Short task — Transcribe every entry word for word, leaving out all images.

======== Input

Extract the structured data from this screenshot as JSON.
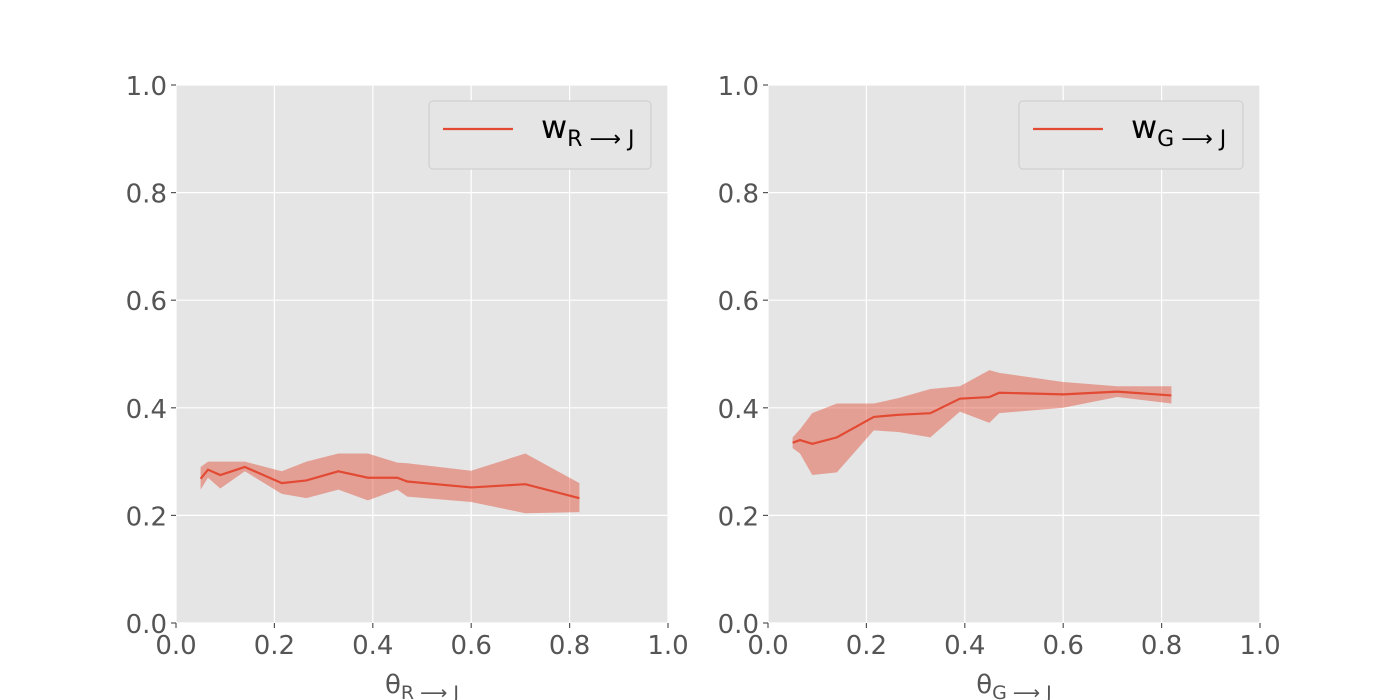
{
  "chart_data": [
    {
      "type": "line",
      "title": "",
      "xlabel": "θ",
      "xlabel_sub": "R ⟶ J",
      "ylabel": "",
      "xlim": [
        0.0,
        1.0
      ],
      "ylim": [
        0.0,
        1.0
      ],
      "xticks": [
        "0.0",
        "0.2",
        "0.4",
        "0.6",
        "0.8",
        "1.0"
      ],
      "yticks": [
        "0.0",
        "0.2",
        "0.4",
        "0.6",
        "0.8",
        "1.0"
      ],
      "grid": true,
      "legend_position": "top-right",
      "series": [
        {
          "name": "w",
          "name_sub": "R ⟶ J",
          "color": "#E24A33",
          "x": [
            0.05,
            0.065,
            0.09,
            0.14,
            0.215,
            0.265,
            0.33,
            0.39,
            0.45,
            0.47,
            0.6,
            0.71,
            0.82
          ],
          "y": [
            0.268,
            0.285,
            0.275,
            0.29,
            0.26,
            0.265,
            0.282,
            0.27,
            0.27,
            0.263,
            0.252,
            0.258,
            0.232
          ],
          "lower": [
            0.248,
            0.27,
            0.25,
            0.282,
            0.24,
            0.232,
            0.248,
            0.228,
            0.248,
            0.235,
            0.225,
            0.204,
            0.206
          ],
          "upper": [
            0.29,
            0.3,
            0.3,
            0.3,
            0.282,
            0.3,
            0.315,
            0.315,
            0.298,
            0.297,
            0.283,
            0.315,
            0.26
          ]
        }
      ]
    },
    {
      "type": "line",
      "title": "",
      "xlabel": "θ",
      "xlabel_sub": "G ⟶ J",
      "ylabel": "",
      "xlim": [
        0.0,
        1.0
      ],
      "ylim": [
        0.0,
        1.0
      ],
      "xticks": [
        "0.0",
        "0.2",
        "0.4",
        "0.6",
        "0.8",
        "1.0"
      ],
      "yticks": [
        "0.0",
        "0.2",
        "0.4",
        "0.6",
        "0.8",
        "1.0"
      ],
      "grid": true,
      "legend_position": "top-right",
      "series": [
        {
          "name": "w",
          "name_sub": "G ⟶ J",
          "color": "#E24A33",
          "x": [
            0.05,
            0.065,
            0.09,
            0.14,
            0.215,
            0.265,
            0.33,
            0.39,
            0.45,
            0.47,
            0.6,
            0.71,
            0.82
          ],
          "y": [
            0.335,
            0.34,
            0.333,
            0.345,
            0.383,
            0.387,
            0.39,
            0.417,
            0.42,
            0.428,
            0.425,
            0.43,
            0.423
          ],
          "lower": [
            0.325,
            0.315,
            0.275,
            0.28,
            0.358,
            0.355,
            0.345,
            0.393,
            0.372,
            0.39,
            0.4,
            0.42,
            0.408
          ],
          "upper": [
            0.345,
            0.36,
            0.39,
            0.408,
            0.408,
            0.418,
            0.435,
            0.44,
            0.47,
            0.465,
            0.448,
            0.44,
            0.44
          ]
        }
      ]
    }
  ]
}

================

Complete output —
Extract the structured data from this screenshot as JSON.
{
  "chart_data": [
    {
      "type": "line",
      "title": "",
      "xlabel": "θ",
      "xlabel_sub": "R ⟶ J",
      "ylabel": "",
      "xlim": [
        0.0,
        1.0
      ],
      "ylim": [
        0.0,
        1.0
      ],
      "xticks": [
        "0.0",
        "0.2",
        "0.4",
        "0.6",
        "0.8",
        "1.0"
      ],
      "yticks": [
        "0.0",
        "0.2",
        "0.4",
        "0.6",
        "0.8",
        "1.0"
      ],
      "grid": true,
      "legend_position": "top-right",
      "series": [
        {
          "name": "w",
          "name_sub": "R ⟶ J",
          "color": "#E24A33",
          "x": [
            0.05,
            0.065,
            0.09,
            0.14,
            0.215,
            0.265,
            0.33,
            0.39,
            0.45,
            0.47,
            0.6,
            0.71,
            0.82
          ],
          "y": [
            0.268,
            0.285,
            0.275,
            0.29,
            0.26,
            0.265,
            0.282,
            0.27,
            0.27,
            0.263,
            0.252,
            0.258,
            0.232
          ],
          "lower": [
            0.248,
            0.27,
            0.25,
            0.282,
            0.24,
            0.232,
            0.248,
            0.228,
            0.248,
            0.235,
            0.225,
            0.204,
            0.206
          ],
          "upper": [
            0.29,
            0.3,
            0.3,
            0.3,
            0.282,
            0.3,
            0.315,
            0.315,
            0.298,
            0.297,
            0.283,
            0.315,
            0.26
          ]
        }
      ]
    },
    {
      "type": "line",
      "title": "",
      "xlabel": "θ",
      "xlabel_sub": "G ⟶ J",
      "ylabel": "",
      "xlim": [
        0.0,
        1.0
      ],
      "ylim": [
        0.0,
        1.0
      ],
      "xticks": [
        "0.0",
        "0.2",
        "0.4",
        "0.6",
        "0.8",
        "1.0"
      ],
      "yticks": [
        "0.0",
        "0.2",
        "0.4",
        "0.6",
        "0.8",
        "1.0"
      ],
      "grid": true,
      "legend_position": "top-right",
      "series": [
        {
          "name": "w",
          "name_sub": "G ⟶ J",
          "color": "#E24A33",
          "x": [
            0.05,
            0.065,
            0.09,
            0.14,
            0.215,
            0.265,
            0.33,
            0.39,
            0.45,
            0.47,
            0.6,
            0.71,
            0.82
          ],
          "y": [
            0.335,
            0.34,
            0.333,
            0.345,
            0.383,
            0.387,
            0.39,
            0.417,
            0.42,
            0.428,
            0.425,
            0.43,
            0.423
          ],
          "lower": [
            0.325,
            0.315,
            0.275,
            0.28,
            0.358,
            0.355,
            0.345,
            0.393,
            0.372,
            0.39,
            0.4,
            0.42,
            0.408
          ],
          "upper": [
            0.345,
            0.36,
            0.39,
            0.408,
            0.408,
            0.418,
            0.435,
            0.44,
            0.47,
            0.465,
            0.448,
            0.44,
            0.44
          ]
        }
      ]
    }
  ]
}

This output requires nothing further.